• Exercise directions: Word for word, repeat the entries, minus the pictures.

• Data to process:
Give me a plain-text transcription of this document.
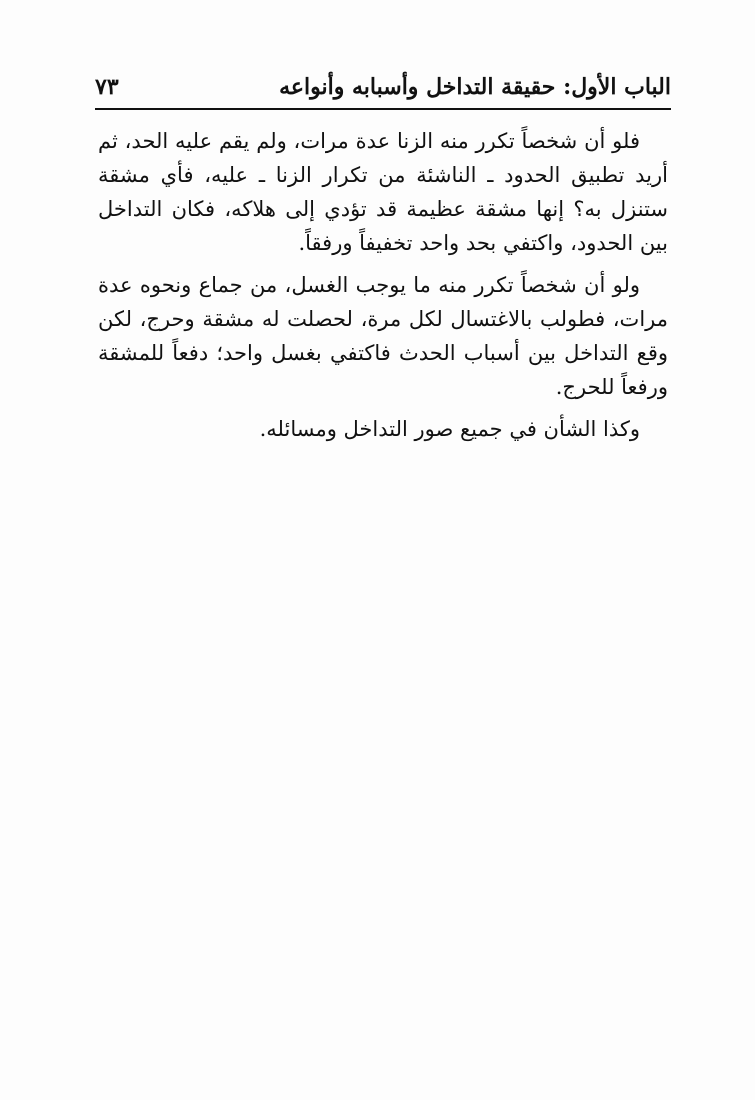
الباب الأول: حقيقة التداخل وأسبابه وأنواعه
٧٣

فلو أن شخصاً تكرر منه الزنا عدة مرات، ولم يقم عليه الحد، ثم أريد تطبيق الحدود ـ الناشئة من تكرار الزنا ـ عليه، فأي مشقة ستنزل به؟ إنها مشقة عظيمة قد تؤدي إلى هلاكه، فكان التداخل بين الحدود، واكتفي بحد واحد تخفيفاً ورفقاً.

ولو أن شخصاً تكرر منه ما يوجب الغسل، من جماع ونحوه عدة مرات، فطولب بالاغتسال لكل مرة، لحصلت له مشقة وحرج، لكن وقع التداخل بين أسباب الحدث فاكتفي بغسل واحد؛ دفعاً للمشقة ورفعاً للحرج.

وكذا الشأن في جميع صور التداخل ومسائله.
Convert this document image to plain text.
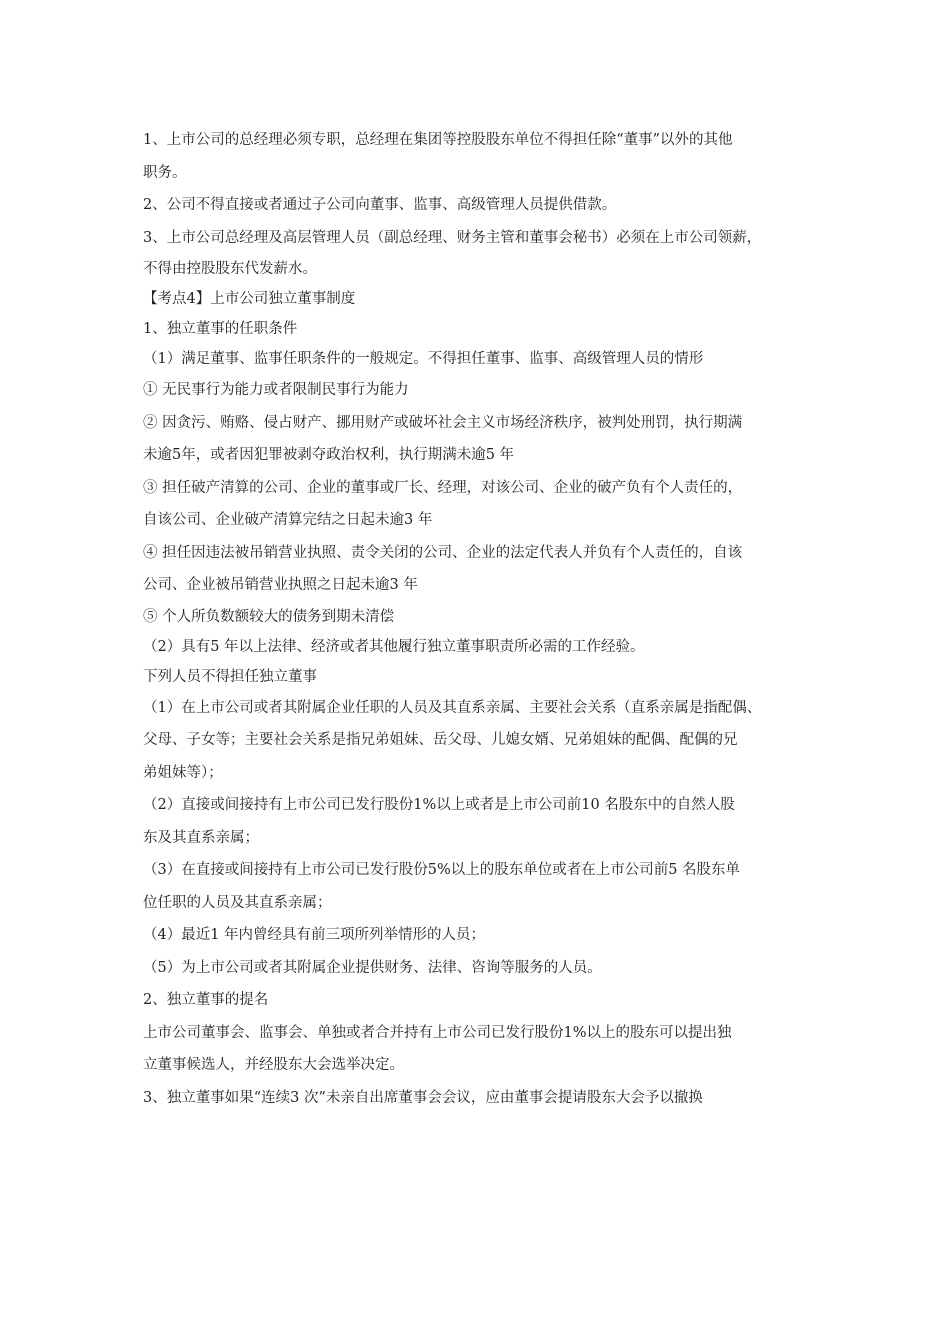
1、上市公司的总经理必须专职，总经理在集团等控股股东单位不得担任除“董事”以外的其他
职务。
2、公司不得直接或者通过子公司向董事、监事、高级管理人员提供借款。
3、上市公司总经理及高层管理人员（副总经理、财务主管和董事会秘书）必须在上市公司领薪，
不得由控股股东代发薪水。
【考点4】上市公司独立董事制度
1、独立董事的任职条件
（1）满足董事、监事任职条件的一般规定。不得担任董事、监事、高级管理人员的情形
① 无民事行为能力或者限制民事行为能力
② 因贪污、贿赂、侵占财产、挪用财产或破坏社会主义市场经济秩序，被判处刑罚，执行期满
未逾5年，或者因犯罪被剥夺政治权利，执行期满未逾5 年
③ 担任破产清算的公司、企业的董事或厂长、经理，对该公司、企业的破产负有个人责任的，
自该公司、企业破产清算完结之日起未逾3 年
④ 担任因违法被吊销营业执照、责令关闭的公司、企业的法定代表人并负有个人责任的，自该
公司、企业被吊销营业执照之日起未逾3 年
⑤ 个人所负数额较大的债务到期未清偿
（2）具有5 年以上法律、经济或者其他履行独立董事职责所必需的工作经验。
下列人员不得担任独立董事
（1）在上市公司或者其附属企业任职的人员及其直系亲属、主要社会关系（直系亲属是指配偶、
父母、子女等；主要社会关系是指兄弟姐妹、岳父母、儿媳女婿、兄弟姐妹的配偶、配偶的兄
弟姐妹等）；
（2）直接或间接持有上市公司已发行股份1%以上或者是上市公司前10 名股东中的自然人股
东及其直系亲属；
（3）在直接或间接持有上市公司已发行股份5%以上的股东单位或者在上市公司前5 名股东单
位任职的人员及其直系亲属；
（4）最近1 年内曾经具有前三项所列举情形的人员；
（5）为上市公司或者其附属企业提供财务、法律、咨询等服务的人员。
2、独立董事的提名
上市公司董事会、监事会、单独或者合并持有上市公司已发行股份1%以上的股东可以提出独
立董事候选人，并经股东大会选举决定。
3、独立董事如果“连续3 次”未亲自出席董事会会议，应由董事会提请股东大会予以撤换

• Response to this task:
Give me a plain-text transcription of this document.
الباب الأول: حقيقة التداخل وأسبابه وأنواعه
٧٣

فلو أن شخصاً تكرر منه الزنا عدة مرات، ولم يقم عليه الحد، ثم أريد تطبيق الحدود ـ الناشئة من تكرار الزنا ـ عليه، فأي مشقة ستنزل به؟ إنها مشقة عظيمة قد تؤدي إلى هلاكه، فكان التداخل بين الحدود، واكتفي بحد واحد تخفيفاً ورفقاً.

ولو أن شخصاً تكرر منه ما يوجب الغسل، من جماع ونحوه عدة مرات، فطولب بالاغتسال لكل مرة، لحصلت له مشقة وحرج، لكن وقع التداخل بين أسباب الحدث فاكتفي بغسل واحد؛ دفعاً للمشقة ورفعاً للحرج.

وكذا الشأن في جميع صور التداخل ومسائله.
Convert this document image to plain text.
1、上市公司的总经理必须专职，总经理在集团等控股股东单位不得担任除“董事”以外的其他
职务。
2、公司不得直接或者通过子公司向董事、监事、高级管理人员提供借款。
3、上市公司总经理及高层管理人员（副总经理、财务主管和董事会秘书）必须在上市公司领薪，
不得由控股股东代发薪水。
【考点4】上市公司独立董事制度
1、独立董事的任职条件
（1）满足董事、监事任职条件的一般规定。不得担任董事、监事、高级管理人员的情形
① 无民事行为能力或者限制民事行为能力
② 因贪污、贿赂、侵占财产、挪用财产或破坏社会主义市场经济秩序，被判处刑罚，执行期满
未逾5年，或者因犯罪被剥夺政治权利，执行期满未逾5 年
③ 担任破产清算的公司、企业的董事或厂长、经理，对该公司、企业的破产负有个人责任的，
自该公司、企业破产清算完结之日起未逾3 年
④ 担任因违法被吊销营业执照、责令关闭的公司、企业的法定代表人并负有个人责任的，自该
公司、企业被吊销营业执照之日起未逾3 年
⑤ 个人所负数额较大的债务到期未清偿
（2）具有5 年以上法律、经济或者其他履行独立董事职责所必需的工作经验。
下列人员不得担任独立董事
（1）在上市公司或者其附属企业任职的人员及其直系亲属、主要社会关系（直系亲属是指配偶、
父母、子女等；主要社会关系是指兄弟姐妹、岳父母、儿媳女婿、兄弟姐妹的配偶、配偶的兄
弟姐妹等）；
（2）直接或间接持有上市公司已发行股份1%以上或者是上市公司前10 名股东中的自然人股
东及其直系亲属；
（3）在直接或间接持有上市公司已发行股份5%以上的股东单位或者在上市公司前5 名股东单
位任职的人员及其直系亲属；
（4）最近1 年内曾经具有前三项所列举情形的人员；
（5）为上市公司或者其附属企业提供财务、法律、咨询等服务的人员。
2、独立董事的提名
上市公司董事会、监事会、单独或者合并持有上市公司已发行股份1%以上的股东可以提出独
立董事候选人，并经股东大会选举决定。
3、独立董事如果“连续3 次”未亲自出席董事会会议，应由董事会提请股东大会予以撤换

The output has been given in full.